Items listed in a dataset
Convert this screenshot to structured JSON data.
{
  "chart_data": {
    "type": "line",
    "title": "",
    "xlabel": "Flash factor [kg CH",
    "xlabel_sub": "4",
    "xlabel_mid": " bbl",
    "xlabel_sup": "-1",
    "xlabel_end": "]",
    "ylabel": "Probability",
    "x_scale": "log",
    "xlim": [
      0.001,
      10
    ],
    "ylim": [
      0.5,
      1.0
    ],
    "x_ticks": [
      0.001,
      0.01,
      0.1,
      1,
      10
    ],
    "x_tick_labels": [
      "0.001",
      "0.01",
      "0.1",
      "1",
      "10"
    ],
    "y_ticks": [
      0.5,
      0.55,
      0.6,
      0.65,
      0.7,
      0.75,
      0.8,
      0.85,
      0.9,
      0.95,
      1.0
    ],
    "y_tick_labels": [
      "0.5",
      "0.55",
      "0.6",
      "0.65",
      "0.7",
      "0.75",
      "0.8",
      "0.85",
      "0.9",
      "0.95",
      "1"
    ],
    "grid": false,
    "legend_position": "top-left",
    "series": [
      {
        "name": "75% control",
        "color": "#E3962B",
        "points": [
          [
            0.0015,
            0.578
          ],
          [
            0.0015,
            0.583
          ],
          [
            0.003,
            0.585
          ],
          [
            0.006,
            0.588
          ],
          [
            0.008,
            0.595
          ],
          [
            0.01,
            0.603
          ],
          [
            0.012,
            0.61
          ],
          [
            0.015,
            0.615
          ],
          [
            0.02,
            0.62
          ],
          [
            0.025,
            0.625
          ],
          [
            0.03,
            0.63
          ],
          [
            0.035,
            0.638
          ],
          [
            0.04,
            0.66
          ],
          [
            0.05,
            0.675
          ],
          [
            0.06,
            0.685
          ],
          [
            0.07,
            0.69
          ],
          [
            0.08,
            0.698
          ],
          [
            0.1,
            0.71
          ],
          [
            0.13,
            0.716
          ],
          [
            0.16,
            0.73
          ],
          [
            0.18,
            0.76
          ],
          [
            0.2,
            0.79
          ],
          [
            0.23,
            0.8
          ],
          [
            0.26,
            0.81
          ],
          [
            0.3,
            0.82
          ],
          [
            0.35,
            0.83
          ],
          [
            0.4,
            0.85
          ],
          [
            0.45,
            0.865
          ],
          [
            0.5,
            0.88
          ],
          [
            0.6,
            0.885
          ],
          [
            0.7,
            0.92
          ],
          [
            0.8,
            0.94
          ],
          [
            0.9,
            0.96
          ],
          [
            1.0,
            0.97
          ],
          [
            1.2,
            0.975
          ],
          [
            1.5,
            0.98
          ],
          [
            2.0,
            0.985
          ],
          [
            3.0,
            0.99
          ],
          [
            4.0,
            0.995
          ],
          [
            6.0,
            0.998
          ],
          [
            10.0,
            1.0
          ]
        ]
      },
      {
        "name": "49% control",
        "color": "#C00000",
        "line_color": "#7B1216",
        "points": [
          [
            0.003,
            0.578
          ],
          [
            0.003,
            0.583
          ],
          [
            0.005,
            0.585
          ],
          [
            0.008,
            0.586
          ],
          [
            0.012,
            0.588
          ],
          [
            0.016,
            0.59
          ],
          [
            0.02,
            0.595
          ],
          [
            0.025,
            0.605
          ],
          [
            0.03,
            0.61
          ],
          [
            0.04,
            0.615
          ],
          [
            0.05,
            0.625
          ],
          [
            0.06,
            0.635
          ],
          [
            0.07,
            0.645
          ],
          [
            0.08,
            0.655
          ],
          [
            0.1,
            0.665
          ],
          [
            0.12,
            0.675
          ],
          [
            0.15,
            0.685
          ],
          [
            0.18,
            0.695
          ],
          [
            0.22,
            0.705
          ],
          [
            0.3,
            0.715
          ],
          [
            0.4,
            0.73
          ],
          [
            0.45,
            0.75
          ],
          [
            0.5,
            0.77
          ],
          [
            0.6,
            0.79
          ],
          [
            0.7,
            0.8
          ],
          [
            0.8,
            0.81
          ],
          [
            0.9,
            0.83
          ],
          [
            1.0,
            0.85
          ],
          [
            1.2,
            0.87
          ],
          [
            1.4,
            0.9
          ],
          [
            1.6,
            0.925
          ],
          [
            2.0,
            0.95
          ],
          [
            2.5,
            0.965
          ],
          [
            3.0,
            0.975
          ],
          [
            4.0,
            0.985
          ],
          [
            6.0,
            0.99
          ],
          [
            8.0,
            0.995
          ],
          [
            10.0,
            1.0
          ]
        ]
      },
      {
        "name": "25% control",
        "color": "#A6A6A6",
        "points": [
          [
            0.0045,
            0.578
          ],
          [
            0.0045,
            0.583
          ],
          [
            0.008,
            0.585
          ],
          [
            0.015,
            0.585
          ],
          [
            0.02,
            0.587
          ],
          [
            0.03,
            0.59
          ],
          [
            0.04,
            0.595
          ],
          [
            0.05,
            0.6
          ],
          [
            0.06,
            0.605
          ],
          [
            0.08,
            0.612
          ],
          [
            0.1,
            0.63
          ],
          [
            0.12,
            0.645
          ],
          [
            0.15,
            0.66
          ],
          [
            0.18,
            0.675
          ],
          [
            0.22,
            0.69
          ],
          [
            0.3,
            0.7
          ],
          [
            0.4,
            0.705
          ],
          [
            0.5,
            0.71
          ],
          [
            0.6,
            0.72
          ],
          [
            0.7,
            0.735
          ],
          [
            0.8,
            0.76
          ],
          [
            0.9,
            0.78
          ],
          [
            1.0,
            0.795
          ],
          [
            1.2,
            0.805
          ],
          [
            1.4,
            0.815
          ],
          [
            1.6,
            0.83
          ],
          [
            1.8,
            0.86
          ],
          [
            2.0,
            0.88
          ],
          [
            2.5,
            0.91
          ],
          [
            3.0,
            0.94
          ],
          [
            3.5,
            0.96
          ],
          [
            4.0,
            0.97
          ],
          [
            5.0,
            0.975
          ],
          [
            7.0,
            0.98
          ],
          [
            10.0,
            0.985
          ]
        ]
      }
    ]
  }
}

**What is being asked**. Repeat the records above exactly as they appear.

**Response to this task**.
Convert this screenshot to structured JSON data.
{
  "chart_data": {
    "type": "line",
    "title": "",
    "xlabel": "Flash factor [kg CH",
    "xlabel_sub": "4",
    "xlabel_mid": " bbl",
    "xlabel_sup": "-1",
    "xlabel_end": "]",
    "ylabel": "Probability",
    "x_scale": "log",
    "xlim": [
      0.001,
      10
    ],
    "ylim": [
      0.5,
      1.0
    ],
    "x_ticks": [
      0.001,
      0.01,
      0.1,
      1,
      10
    ],
    "x_tick_labels": [
      "0.001",
      "0.01",
      "0.1",
      "1",
      "10"
    ],
    "y_ticks": [
      0.5,
      0.55,
      0.6,
      0.65,
      0.7,
      0.75,
      0.8,
      0.85,
      0.9,
      0.95,
      1.0
    ],
    "y_tick_labels": [
      "0.5",
      "0.55",
      "0.6",
      "0.65",
      "0.7",
      "0.75",
      "0.8",
      "0.85",
      "0.9",
      "0.95",
      "1"
    ],
    "grid": false,
    "legend_position": "top-left",
    "series": [
      {
        "name": "75% control",
        "color": "#E3962B",
        "points": [
          [
            0.0015,
            0.578
          ],
          [
            0.0015,
            0.583
          ],
          [
            0.003,
            0.585
          ],
          [
            0.006,
            0.588
          ],
          [
            0.008,
            0.595
          ],
          [
            0.01,
            0.603
          ],
          [
            0.012,
            0.61
          ],
          [
            0.015,
            0.615
          ],
          [
            0.02,
            0.62
          ],
          [
            0.025,
            0.625
          ],
          [
            0.03,
            0.63
          ],
          [
            0.035,
            0.638
          ],
          [
            0.04,
            0.66
          ],
          [
            0.05,
            0.675
          ],
          [
            0.06,
            0.685
          ],
          [
            0.07,
            0.69
          ],
          [
            0.08,
            0.698
          ],
          [
            0.1,
            0.71
          ],
          [
            0.13,
            0.716
          ],
          [
            0.16,
            0.73
          ],
          [
            0.18,
            0.76
          ],
          [
            0.2,
            0.79
          ],
          [
            0.23,
            0.8
          ],
          [
            0.26,
            0.81
          ],
          [
            0.3,
            0.82
          ],
          [
            0.35,
            0.83
          ],
          [
            0.4,
            0.85
          ],
          [
            0.45,
            0.865
          ],
          [
            0.5,
            0.88
          ],
          [
            0.6,
            0.885
          ],
          [
            0.7,
            0.92
          ],
          [
            0.8,
            0.94
          ],
          [
            0.9,
            0.96
          ],
          [
            1.0,
            0.97
          ],
          [
            1.2,
            0.975
          ],
          [
            1.5,
            0.98
          ],
          [
            2.0,
            0.985
          ],
          [
            3.0,
            0.99
          ],
          [
            4.0,
            0.995
          ],
          [
            6.0,
            0.998
          ],
          [
            10.0,
            1.0
          ]
        ]
      },
      {
        "name": "49% control",
        "color": "#C00000",
        "line_color": "#7B1216",
        "points": [
          [
            0.003,
            0.578
          ],
          [
            0.003,
            0.583
          ],
          [
            0.005,
            0.585
          ],
          [
            0.008,
            0.586
          ],
          [
            0.012,
            0.588
          ],
          [
            0.016,
            0.59
          ],
          [
            0.02,
            0.595
          ],
          [
            0.025,
            0.605
          ],
          [
            0.03,
            0.61
          ],
          [
            0.04,
            0.615
          ],
          [
            0.05,
            0.625
          ],
          [
            0.06,
            0.635
          ],
          [
            0.07,
            0.645
          ],
          [
            0.08,
            0.655
          ],
          [
            0.1,
            0.665
          ],
          [
            0.12,
            0.675
          ],
          [
            0.15,
            0.685
          ],
          [
            0.18,
            0.695
          ],
          [
            0.22,
            0.705
          ],
          [
            0.3,
            0.715
          ],
          [
            0.4,
            0.73
          ],
          [
            0.45,
            0.75
          ],
          [
            0.5,
            0.77
          ],
          [
            0.6,
            0.79
          ],
          [
            0.7,
            0.8
          ],
          [
            0.8,
            0.81
          ],
          [
            0.9,
            0.83
          ],
          [
            1.0,
            0.85
          ],
          [
            1.2,
            0.87
          ],
          [
            1.4,
            0.9
          ],
          [
            1.6,
            0.925
          ],
          [
            2.0,
            0.95
          ],
          [
            2.5,
            0.965
          ],
          [
            3.0,
            0.975
          ],
          [
            4.0,
            0.985
          ],
          [
            6.0,
            0.99
          ],
          [
            8.0,
            0.995
          ],
          [
            10.0,
            1.0
          ]
        ]
      },
      {
        "name": "25% control",
        "color": "#A6A6A6",
        "points": [
          [
            0.0045,
            0.578
          ],
          [
            0.0045,
            0.583
          ],
          [
            0.008,
            0.585
          ],
          [
            0.015,
            0.585
          ],
          [
            0.02,
            0.587
          ],
          [
            0.03,
            0.59
          ],
          [
            0.04,
            0.595
          ],
          [
            0.05,
            0.6
          ],
          [
            0.06,
            0.605
          ],
          [
            0.08,
            0.612
          ],
          [
            0.1,
            0.63
          ],
          [
            0.12,
            0.645
          ],
          [
            0.15,
            0.66
          ],
          [
            0.18,
            0.675
          ],
          [
            0.22,
            0.69
          ],
          [
            0.3,
            0.7
          ],
          [
            0.4,
            0.705
          ],
          [
            0.5,
            0.71
          ],
          [
            0.6,
            0.72
          ],
          [
            0.7,
            0.735
          ],
          [
            0.8,
            0.76
          ],
          [
            0.9,
            0.78
          ],
          [
            1.0,
            0.795
          ],
          [
            1.2,
            0.805
          ],
          [
            1.4,
            0.815
          ],
          [
            1.6,
            0.83
          ],
          [
            1.8,
            0.86
          ],
          [
            2.0,
            0.88
          ],
          [
            2.5,
            0.91
          ],
          [
            3.0,
            0.94
          ],
          [
            3.5,
            0.96
          ],
          [
            4.0,
            0.97
          ],
          [
            5.0,
            0.975
          ],
          [
            7.0,
            0.98
          ],
          [
            10.0,
            0.985
          ]
        ]
      }
    ]
  }
}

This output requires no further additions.